↓

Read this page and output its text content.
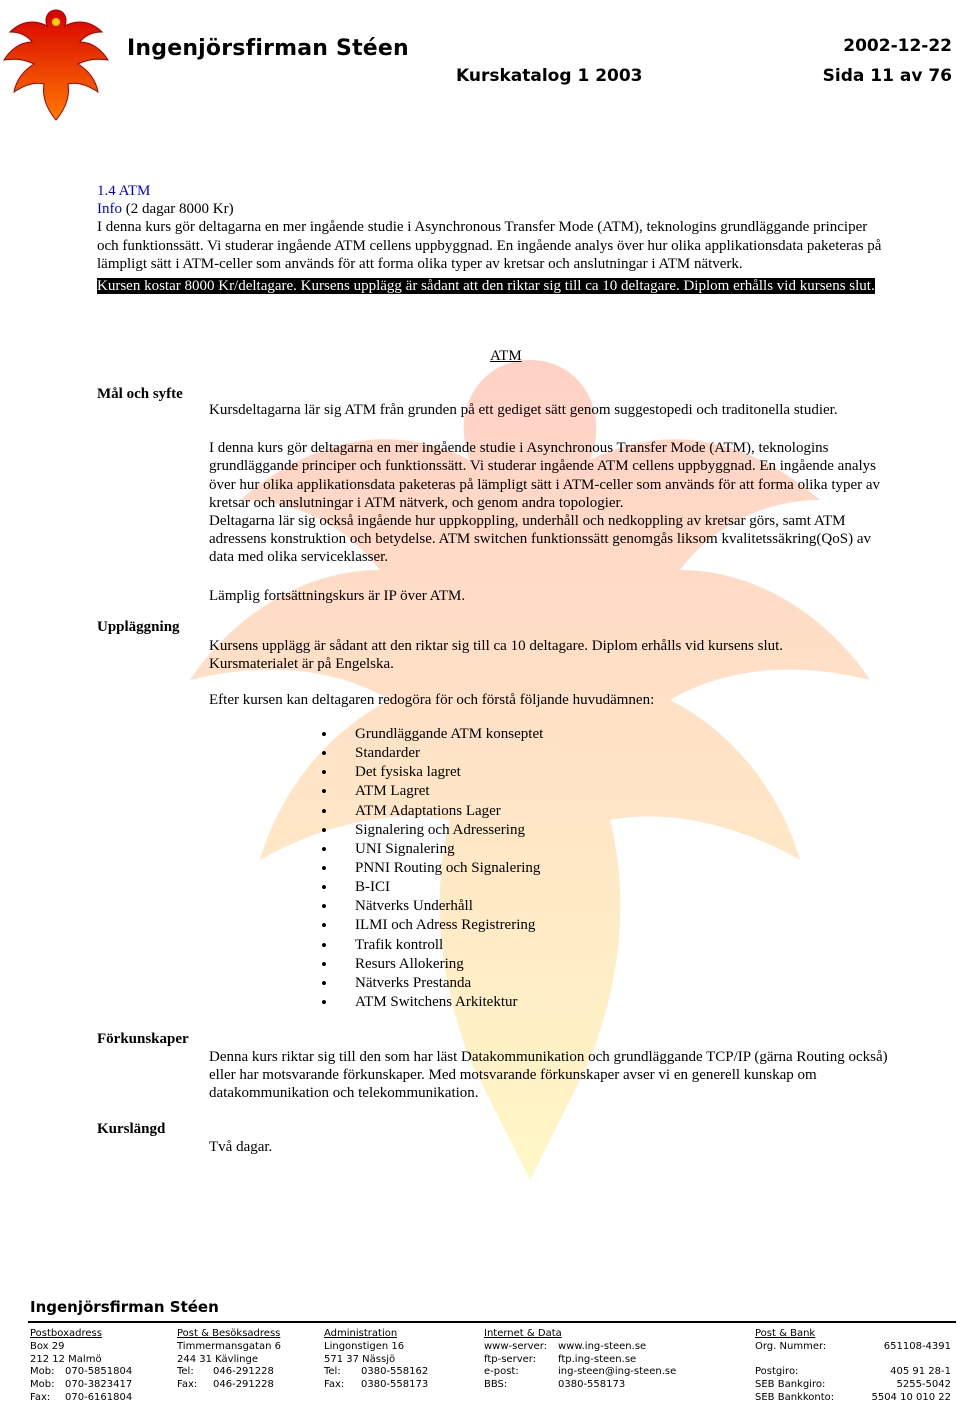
Ingenjörsfirman Stéen	2002-12-22
Kurskatalog 1 2003	Sida 11 av 76
1.4 ATM
Info (2 dagar 8000 Kr)
I denna kurs gör deltagarna en mer ingående studie i Asynchronous Transfer Mode (ATM), teknologins grundläggande principer och funktionssätt. Vi studerar ingående ATM cellens uppbyggnad. En ingående analys över hur olika applikationsdata paketeras på lämpligt sätt i ATM-celler som används för att forma olika typer av kretsar och anslutningar i ATM nätverk.
Kursen kostar 8000 Kr/deltagare. Kursens upplägg är sådant att den riktar sig till ca 10 deltagare. Diplom erhålls vid kursens slut.
ATM
Mål och syfte

Kursdeltagarna lär sig ATM från grunden på ett gediget sätt genom suggestopedi och traditonella studier.

I denna kurs gör deltagarna en mer ingående studie i Asynchronous Transfer Mode (ATM), teknologins grundläggande principer och funktionssätt. Vi studerar ingående ATM cellens uppbyggnad. En ingående analys över hur olika applikationsdata paketeras på lämpligt sätt i ATM-celler som används för att forma olika typer av kretsar och anslutningar i ATM nätverk, och genom andra topologier.

Deltagarna lär sig också ingående hur uppkoppling, underhåll och nedkoppling av kretsar görs, samt ATM adressens konstruktion och betydelse. ATM switchen funktionssätt genomgås liksom kvalitetssäkring(QoS) av data med olika serviceklasser.

Lämplig fortsättningskurs är IP över ATM.

Uppläggning

Kursens upplägg är sådant att den riktar sig till ca 10 deltagare. Diplom erhålls vid kursens slut.

Kursmaterialet är på Engelska.

Efter kursen kan deltagaren redogöra för och förstå följande huvudämnen:

• Grundläggande ATM konseptet
• Standarder
• Det fysiska lagret
• ATM Lagret
• ATM Adaptations Lager
• Signalering och Adressering
• UNI Signalering
• PNNI Routing och Signalering
• B-ICI
• Nätverks Underhåll
• ILMI och Adress Registrering
• Trafik kontroll
• Resurs Allokering
• Nätverks Prestanda
• ATM Switchens Arkitektur
Förkunskaper
Denna kurs riktar sig till den som har läst Datakommunikation och grundläggande TCP/IP (gärna Routing också) eller har motsvarande förkunskaper. Med motsvarande förkunskaper avser vi en generell kunskap om datakommunikation och telekommunikation.
Kurslängd
Två dagar.
Ingenjörsfirman Stéen
Postboxadress
Box 29
212 12 Malmö
Mob: 070-5851804
Mob: 070-3823417
Fax: 070-6161804
Post & Besöksadress
Timmermansgatan 6
244 31 Kävlinge
Tel: 046-291228
Fax: 046-291228
Administration
Lingonstigen 16
571 37 Nässjö
Tel: 0380-558162
Fax: 0380-558173
Internet & Data
www-server: www.ing-steen.se
ftp-server: ftp.ing-steen.se
e-post:	ing-steen@ing-steen.se
BBS:	0380-558173
Post & Bank
Org. Nummer:	651108-4391
Postgiro:	405 91 28-1
SEB Bankgiro:	5255-5042
SEB Bankkonto:	5504 10 010 22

↑

Task directions:
Please reproduce the entries from above exactly; images are not part of the copy.

Output for this exercise:
Read this page and output its text content.
Ingenjörsfirman Stéen	2002-12-22
Kurskatalog 1 2003	Sida 11 av 76
1.4 ATM
Info (2 dagar 8000 Kr)
I denna kurs gör deltagarna en mer ingående studie i Asynchronous Transfer Mode (ATM), teknologins grundläggande principer och funktionssätt. Vi studerar ingående ATM cellens uppbyggnad. En ingående analys över hur olika applikationsdata paketeras på lämpligt sätt i ATM-celler som används för att forma olika typer av kretsar och anslutningar i ATM nätverk.
Kursen kostar 8000 Kr/deltagare. Kursens upplägg är sådant att den riktar sig till ca 10 deltagare. Diplom erhålls vid kursens slut.
ATM
Mål och syfte

Kursdeltagarna lär sig ATM från grunden på ett gediget sätt genom suggestopedi och traditonella studier.

I denna kurs gör deltagarna en mer ingående studie i Asynchronous Transfer Mode (ATM), teknologins grundläggande principer och funktionssätt. Vi studerar ingående ATM cellens uppbyggnad. En ingående analys över hur olika applikationsdata paketeras på lämpligt sätt i ATM-celler som används för att forma olika typer av kretsar och anslutningar i ATM nätverk, och genom andra topologier.

Deltagarna lär sig också ingående hur uppkoppling, underhåll och nedkoppling av kretsar görs, samt ATM adressens konstruktion och betydelse. ATM switchen funktionssätt genomgås liksom kvalitetssäkring(QoS) av data med olika serviceklasser.

Lämplig fortsättningskurs är IP över ATM.

Uppläggning

Kursens upplägg är sådant att den riktar sig till ca 10 deltagare. Diplom erhålls vid kursens slut.

Kursmaterialet är på Engelska.

Efter kursen kan deltagaren redogöra för och förstå följande huvudämnen:

• Grundläggande ATM konseptet
• Standarder
• Det fysiska lagret
• ATM Lagret
• ATM Adaptations Lager
• Signalering och Adressering
• UNI Signalering
• PNNI Routing och Signalering
• B-ICI
• Nätverks Underhåll
• ILMI och Adress Registrering
• Trafik kontroll
• Resurs Allokering
• Nätverks Prestanda
• ATM Switchens Arkitektur
Förkunskaper
Denna kurs riktar sig till den som har läst Datakommunikation och grundläggande TCP/IP (gärna Routing också) eller har motsvarande förkunskaper. Med motsvarande förkunskaper avser vi en generell kunskap om datakommunikation och telekommunikation.
Kurslängd
Två dagar.
Ingenjörsfirman Stéen
Postboxadress
Box 29
212 12 Malmö
Mob: 070-5851804
Mob: 070-3823417
Fax: 070-6161804
Post & Besöksadress
Timmermansgatan 6
244 31 Kävlinge
Tel: 046-291228
Fax: 046-291228
Administration
Lingonstigen 16
571 37 Nässjö
Tel: 0380-558162
Fax: 0380-558173
Internet & Data
www-server: www.ing-steen.se
ftp-server: ftp.ing-steen.se
e-post:	ing-steen@ing-steen.se
BBS:	0380-558173
Post & Bank
Org. Nummer:	651108-4391
Postgiro:	405 91 28-1
SEB Bankgiro:	5255-5042
SEB Bankkonto:	5504 10 010 22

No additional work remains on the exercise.